▶ **PROVIDED MATERIAL**
————
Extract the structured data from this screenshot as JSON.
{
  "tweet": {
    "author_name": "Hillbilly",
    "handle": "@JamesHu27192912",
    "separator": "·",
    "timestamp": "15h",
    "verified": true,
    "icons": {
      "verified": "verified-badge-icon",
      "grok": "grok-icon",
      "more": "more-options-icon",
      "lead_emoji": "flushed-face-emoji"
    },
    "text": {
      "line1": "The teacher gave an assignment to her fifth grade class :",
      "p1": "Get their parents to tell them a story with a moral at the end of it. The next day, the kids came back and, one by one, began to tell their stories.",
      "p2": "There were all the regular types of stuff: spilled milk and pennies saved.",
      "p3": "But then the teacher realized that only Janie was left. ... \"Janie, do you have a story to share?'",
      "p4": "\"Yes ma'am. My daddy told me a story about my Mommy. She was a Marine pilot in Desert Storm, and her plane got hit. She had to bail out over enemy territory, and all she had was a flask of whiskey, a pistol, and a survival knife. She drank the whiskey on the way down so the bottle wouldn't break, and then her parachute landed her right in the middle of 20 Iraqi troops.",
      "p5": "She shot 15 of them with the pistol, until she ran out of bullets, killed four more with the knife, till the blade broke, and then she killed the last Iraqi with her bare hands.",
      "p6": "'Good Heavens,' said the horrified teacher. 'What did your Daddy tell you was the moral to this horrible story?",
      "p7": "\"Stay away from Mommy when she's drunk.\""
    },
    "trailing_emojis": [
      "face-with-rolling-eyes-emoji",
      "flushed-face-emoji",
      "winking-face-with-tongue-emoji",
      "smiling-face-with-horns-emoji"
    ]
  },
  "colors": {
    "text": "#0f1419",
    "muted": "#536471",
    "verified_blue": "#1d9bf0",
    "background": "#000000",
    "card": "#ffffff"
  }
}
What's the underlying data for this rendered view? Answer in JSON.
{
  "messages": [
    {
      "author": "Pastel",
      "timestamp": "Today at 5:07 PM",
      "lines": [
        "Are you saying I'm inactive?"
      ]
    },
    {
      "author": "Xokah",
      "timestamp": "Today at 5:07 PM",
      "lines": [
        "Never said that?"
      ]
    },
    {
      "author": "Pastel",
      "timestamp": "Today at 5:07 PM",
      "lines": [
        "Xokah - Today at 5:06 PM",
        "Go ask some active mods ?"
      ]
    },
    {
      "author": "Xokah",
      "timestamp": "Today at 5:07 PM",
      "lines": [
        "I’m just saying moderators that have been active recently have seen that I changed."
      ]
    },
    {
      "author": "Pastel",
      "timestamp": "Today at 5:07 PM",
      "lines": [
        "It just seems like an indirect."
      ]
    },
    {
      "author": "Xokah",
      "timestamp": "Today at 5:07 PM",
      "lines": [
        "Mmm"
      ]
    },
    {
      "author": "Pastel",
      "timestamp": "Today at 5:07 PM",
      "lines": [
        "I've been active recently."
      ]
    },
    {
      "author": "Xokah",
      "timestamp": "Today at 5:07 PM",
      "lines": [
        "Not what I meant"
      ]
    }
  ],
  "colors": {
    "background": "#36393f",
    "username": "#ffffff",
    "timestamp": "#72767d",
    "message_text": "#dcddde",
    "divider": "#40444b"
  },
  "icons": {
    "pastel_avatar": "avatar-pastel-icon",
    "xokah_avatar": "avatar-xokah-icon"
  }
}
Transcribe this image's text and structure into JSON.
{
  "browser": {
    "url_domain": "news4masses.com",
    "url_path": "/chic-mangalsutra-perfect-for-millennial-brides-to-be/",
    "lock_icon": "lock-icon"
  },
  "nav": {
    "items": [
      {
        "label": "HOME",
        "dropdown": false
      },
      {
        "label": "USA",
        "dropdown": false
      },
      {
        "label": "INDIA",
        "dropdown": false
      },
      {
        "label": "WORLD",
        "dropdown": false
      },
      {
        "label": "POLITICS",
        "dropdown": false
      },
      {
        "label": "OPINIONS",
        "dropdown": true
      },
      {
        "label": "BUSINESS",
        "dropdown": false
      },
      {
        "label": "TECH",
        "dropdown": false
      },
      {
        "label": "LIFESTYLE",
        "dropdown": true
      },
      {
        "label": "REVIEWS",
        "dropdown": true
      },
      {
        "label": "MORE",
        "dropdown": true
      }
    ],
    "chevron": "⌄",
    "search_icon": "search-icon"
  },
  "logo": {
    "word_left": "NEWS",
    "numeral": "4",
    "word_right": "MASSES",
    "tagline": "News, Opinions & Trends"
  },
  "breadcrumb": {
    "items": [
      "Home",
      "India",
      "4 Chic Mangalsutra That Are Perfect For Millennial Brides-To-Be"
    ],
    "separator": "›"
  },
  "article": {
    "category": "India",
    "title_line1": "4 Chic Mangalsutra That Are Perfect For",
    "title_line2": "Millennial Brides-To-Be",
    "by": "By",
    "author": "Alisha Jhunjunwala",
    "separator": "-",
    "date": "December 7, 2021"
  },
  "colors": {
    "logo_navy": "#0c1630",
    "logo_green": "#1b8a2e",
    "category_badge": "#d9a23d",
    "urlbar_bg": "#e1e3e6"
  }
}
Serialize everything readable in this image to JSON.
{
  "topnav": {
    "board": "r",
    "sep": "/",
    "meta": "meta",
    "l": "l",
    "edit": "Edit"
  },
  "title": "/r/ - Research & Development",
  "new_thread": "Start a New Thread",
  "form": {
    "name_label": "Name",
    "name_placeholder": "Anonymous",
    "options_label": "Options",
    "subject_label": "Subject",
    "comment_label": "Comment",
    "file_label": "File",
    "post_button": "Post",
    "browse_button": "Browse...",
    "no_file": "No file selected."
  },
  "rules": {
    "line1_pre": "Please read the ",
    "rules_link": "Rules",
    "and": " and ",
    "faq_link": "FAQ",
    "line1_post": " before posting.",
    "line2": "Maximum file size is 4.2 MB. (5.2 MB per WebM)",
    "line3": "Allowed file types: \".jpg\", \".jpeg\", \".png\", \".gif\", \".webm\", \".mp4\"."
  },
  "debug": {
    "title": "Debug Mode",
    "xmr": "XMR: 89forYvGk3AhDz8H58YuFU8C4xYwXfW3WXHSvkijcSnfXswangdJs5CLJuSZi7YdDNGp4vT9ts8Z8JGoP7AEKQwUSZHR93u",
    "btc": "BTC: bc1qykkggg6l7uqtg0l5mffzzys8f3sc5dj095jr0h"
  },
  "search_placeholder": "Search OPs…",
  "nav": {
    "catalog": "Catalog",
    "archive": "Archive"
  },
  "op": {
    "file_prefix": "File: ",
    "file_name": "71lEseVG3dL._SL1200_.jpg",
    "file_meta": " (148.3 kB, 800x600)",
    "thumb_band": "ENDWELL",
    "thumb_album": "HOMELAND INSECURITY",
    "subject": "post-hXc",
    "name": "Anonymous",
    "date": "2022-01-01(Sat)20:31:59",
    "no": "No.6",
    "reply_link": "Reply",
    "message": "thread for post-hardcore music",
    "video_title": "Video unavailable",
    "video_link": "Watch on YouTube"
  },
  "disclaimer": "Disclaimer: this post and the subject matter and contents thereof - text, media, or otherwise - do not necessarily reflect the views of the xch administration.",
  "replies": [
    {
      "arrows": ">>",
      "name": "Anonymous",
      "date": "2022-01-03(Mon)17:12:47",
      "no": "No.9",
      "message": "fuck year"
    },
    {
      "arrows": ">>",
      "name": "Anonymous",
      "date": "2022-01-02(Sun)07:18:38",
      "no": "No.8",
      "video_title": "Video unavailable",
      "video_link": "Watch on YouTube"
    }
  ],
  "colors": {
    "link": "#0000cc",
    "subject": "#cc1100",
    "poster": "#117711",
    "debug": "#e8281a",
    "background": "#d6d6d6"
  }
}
————
▶ **AIM**
Write the data back out verbatim.

▶ **TASK ANSWER**
Extract the structured data from this screenshot as JSON.
{
  "tweet": {
    "author_name": "Hillbilly",
    "handle": "@JamesHu27192912",
    "separator": "·",
    "timestamp": "15h",
    "verified": true,
    "icons": {
      "verified": "verified-badge-icon",
      "grok": "grok-icon",
      "more": "more-options-icon",
      "lead_emoji": "flushed-face-emoji"
    },
    "text": {
      "line1": "The teacher gave an assignment to her fifth grade class :",
      "p1": "Get their parents to tell them a story with a moral at the end of it. The next day, the kids came back and, one by one, began to tell their stories.",
      "p2": "There were all the regular types of stuff: spilled milk and pennies saved.",
      "p3": "But then the teacher realized that only Janie was left. ... \"Janie, do you have a story to share?'",
      "p4": "\"Yes ma'am. My daddy told me a story about my Mommy. She was a Marine pilot in Desert Storm, and her plane got hit. She had to bail out over enemy territory, and all she had was a flask of whiskey, a pistol, and a survival knife. She drank the whiskey on the way down so the bottle wouldn't break, and then her parachute landed her right in the middle of 20 Iraqi troops.",
      "p5": "She shot 15 of them with the pistol, until she ran out of bullets, killed four more with the knife, till the blade broke, and then she killed the last Iraqi with her bare hands.",
      "p6": "'Good Heavens,' said the horrified teacher. 'What did your Daddy tell you was the moral to this horrible story?",
      "p7": "\"Stay away from Mommy when she's drunk.\""
    },
    "trailing_emojis": [
      "face-with-rolling-eyes-emoji",
      "flushed-face-emoji",
      "winking-face-with-tongue-emoji",
      "smiling-face-with-horns-emoji"
    ]
  },
  "colors": {
    "text": "#0f1419",
    "muted": "#536471",
    "verified_blue": "#1d9bf0",
    "background": "#000000",
    "card": "#ffffff"
  }
}
What's the underlying data for this rendered view? Answer in JSON.
{
  "messages": [
    {
      "author": "Pastel",
      "timestamp": "Today at 5:07 PM",
      "lines": [
        "Are you saying I'm inactive?"
      ]
    },
    {
      "author": "Xokah",
      "timestamp": "Today at 5:07 PM",
      "lines": [
        "Never said that?"
      ]
    },
    {
      "author": "Pastel",
      "timestamp": "Today at 5:07 PM",
      "lines": [
        "Xokah - Today at 5:06 PM",
        "Go ask some active mods ?"
      ]
    },
    {
      "author": "Xokah",
      "timestamp": "Today at 5:07 PM",
      "lines": [
        "I’m just saying moderators that have been active recently have seen that I changed."
      ]
    },
    {
      "author": "Pastel",
      "timestamp": "Today at 5:07 PM",
      "lines": [
        "It just seems like an indirect."
      ]
    },
    {
      "author": "Xokah",
      "timestamp": "Today at 5:07 PM",
      "lines": [
        "Mmm"
      ]
    },
    {
      "author": "Pastel",
      "timestamp": "Today at 5:07 PM",
      "lines": [
        "I've been active recently."
      ]
    },
    {
      "author": "Xokah",
      "timestamp": "Today at 5:07 PM",
      "lines": [
        "Not what I meant"
      ]
    }
  ],
  "colors": {
    "background": "#36393f",
    "username": "#ffffff",
    "timestamp": "#72767d",
    "message_text": "#dcddde",
    "divider": "#40444b"
  },
  "icons": {
    "pastel_avatar": "avatar-pastel-icon",
    "xokah_avatar": "avatar-xokah-icon"
  }
}
Transcribe this image's text and structure into JSON.
{
  "browser": {
    "url_domain": "news4masses.com",
    "url_path": "/chic-mangalsutra-perfect-for-millennial-brides-to-be/",
    "lock_icon": "lock-icon"
  },
  "nav": {
    "items": [
      {
        "label": "HOME",
        "dropdown": false
      },
      {
        "label": "USA",
        "dropdown": false
      },
      {
        "label": "INDIA",
        "dropdown": false
      },
      {
        "label": "WORLD",
        "dropdown": false
      },
      {
        "label": "POLITICS",
        "dropdown": false
      },
      {
        "label": "OPINIONS",
        "dropdown": true
      },
      {
        "label": "BUSINESS",
        "dropdown": false
      },
      {
        "label": "TECH",
        "dropdown": false
      },
      {
        "label": "LIFESTYLE",
        "dropdown": true
      },
      {
        "label": "REVIEWS",
        "dropdown": true
      },
      {
        "label": "MORE",
        "dropdown": true
      }
    ],
    "chevron": "⌄",
    "search_icon": "search-icon"
  },
  "logo": {
    "word_left": "NEWS",
    "numeral": "4",
    "word_right": "MASSES",
    "tagline": "News, Opinions & Trends"
  },
  "breadcrumb": {
    "items": [
      "Home",
      "India",
      "4 Chic Mangalsutra That Are Perfect For Millennial Brides-To-Be"
    ],
    "separator": "›"
  },
  "article": {
    "category": "India",
    "title_line1": "4 Chic Mangalsutra That Are Perfect For",
    "title_line2": "Millennial Brides-To-Be",
    "by": "By",
    "author": "Alisha Jhunjunwala",
    "separator": "-",
    "date": "December 7, 2021"
  },
  "colors": {
    "logo_navy": "#0c1630",
    "logo_green": "#1b8a2e",
    "category_badge": "#d9a23d",
    "urlbar_bg": "#e1e3e6"
  }
}
Serialize everything readable in this image to JSON.
{
  "topnav": {
    "board": "r",
    "sep": "/",
    "meta": "meta",
    "l": "l",
    "edit": "Edit"
  },
  "title": "/r/ - Research & Development",
  "new_thread": "Start a New Thread",
  "form": {
    "name_label": "Name",
    "name_placeholder": "Anonymous",
    "options_label": "Options",
    "subject_label": "Subject",
    "comment_label": "Comment",
    "file_label": "File",
    "post_button": "Post",
    "browse_button": "Browse...",
    "no_file": "No file selected."
  },
  "rules": {
    "line1_pre": "Please read the ",
    "rules_link": "Rules",
    "and": " and ",
    "faq_link": "FAQ",
    "line1_post": " before posting.",
    "line2": "Maximum file size is 4.2 MB. (5.2 MB per WebM)",
    "line3": "Allowed file types: \".jpg\", \".jpeg\", \".png\", \".gif\", \".webm\", \".mp4\"."
  },
  "debug": {
    "title": "Debug Mode",
    "xmr": "XMR: 89forYvGk3AhDz8H58YuFU8C4xYwXfW3WXHSvkijcSnfXswangdJs5CLJuSZi7YdDNGp4vT9ts8Z8JGoP7AEKQwUSZHR93u",
    "btc": "BTC: bc1qykkggg6l7uqtg0l5mffzzys8f3sc5dj095jr0h"
  },
  "search_placeholder": "Search OPs…",
  "nav": {
    "catalog": "Catalog",
    "archive": "Archive"
  },
  "op": {
    "file_prefix": "File: ",
    "file_name": "71lEseVG3dL._SL1200_.jpg",
    "file_meta": " (148.3 kB, 800x600)",
    "thumb_band": "ENDWELL",
    "thumb_album": "HOMELAND INSECURITY",
    "subject": "post-hXc",
    "name": "Anonymous",
    "date": "2022-01-01(Sat)20:31:59",
    "no": "No.6",
    "reply_link": "Reply",
    "message": "thread for post-hardcore music",
    "video_title": "Video unavailable",
    "video_link": "Watch on YouTube"
  },
  "disclaimer": "Disclaimer: this post and the subject matter and contents thereof - text, media, or otherwise - do not necessarily reflect the views of the xch administration.",
  "replies": [
    {
      "arrows": ">>",
      "name": "Anonymous",
      "date": "2022-01-03(Mon)17:12:47",
      "no": "No.9",
      "message": "fuck year"
    },
    {
      "arrows": ">>",
      "name": "Anonymous",
      "date": "2022-01-02(Sun)07:18:38",
      "no": "No.8",
      "video_title": "Video unavailable",
      "video_link": "Watch on YouTube"
    }
  ],
  "colors": {
    "link": "#0000cc",
    "subject": "#cc1100",
    "poster": "#117711",
    "debug": "#e8281a",
    "background": "#d6d6d6"
  }
}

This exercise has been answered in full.